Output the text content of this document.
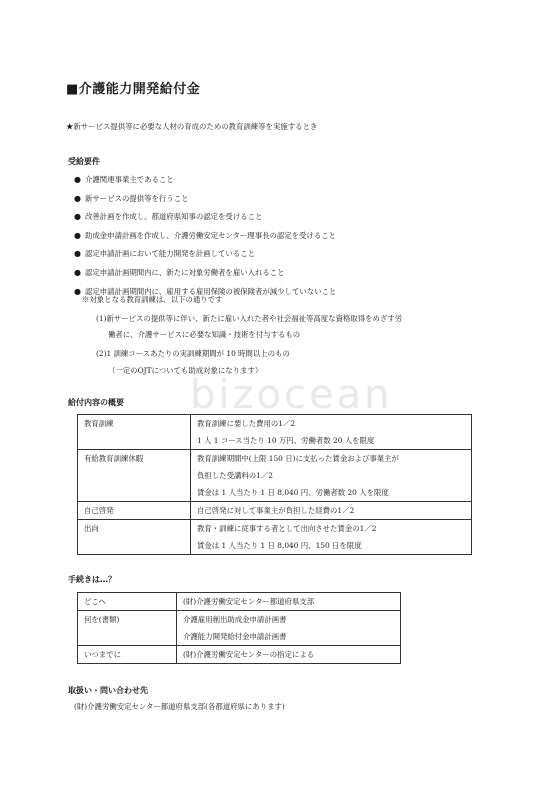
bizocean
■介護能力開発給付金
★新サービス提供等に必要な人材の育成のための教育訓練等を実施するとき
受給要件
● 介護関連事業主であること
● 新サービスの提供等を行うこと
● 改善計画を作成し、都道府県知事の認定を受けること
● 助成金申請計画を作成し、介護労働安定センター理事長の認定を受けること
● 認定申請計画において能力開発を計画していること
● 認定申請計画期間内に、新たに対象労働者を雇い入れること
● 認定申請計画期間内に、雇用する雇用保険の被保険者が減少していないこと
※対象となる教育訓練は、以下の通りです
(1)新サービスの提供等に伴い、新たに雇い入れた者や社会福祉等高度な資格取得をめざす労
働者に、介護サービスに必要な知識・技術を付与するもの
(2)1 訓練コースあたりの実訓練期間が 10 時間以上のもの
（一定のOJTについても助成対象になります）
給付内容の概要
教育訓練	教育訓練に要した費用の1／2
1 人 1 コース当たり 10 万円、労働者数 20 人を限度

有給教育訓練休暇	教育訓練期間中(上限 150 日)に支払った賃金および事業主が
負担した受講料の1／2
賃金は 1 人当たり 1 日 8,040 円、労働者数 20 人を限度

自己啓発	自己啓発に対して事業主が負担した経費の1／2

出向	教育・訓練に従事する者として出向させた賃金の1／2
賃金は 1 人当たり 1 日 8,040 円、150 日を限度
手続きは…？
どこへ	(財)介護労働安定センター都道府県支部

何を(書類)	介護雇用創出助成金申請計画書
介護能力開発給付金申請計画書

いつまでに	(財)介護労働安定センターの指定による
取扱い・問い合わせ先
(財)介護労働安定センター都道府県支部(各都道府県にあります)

::::

=== TASK INSTRUCTIONS ===
Only the number is wanted: how many lines in the preceding entries hold the string "介護労働安定センター都道府県支部"?

=== REPLY ===
2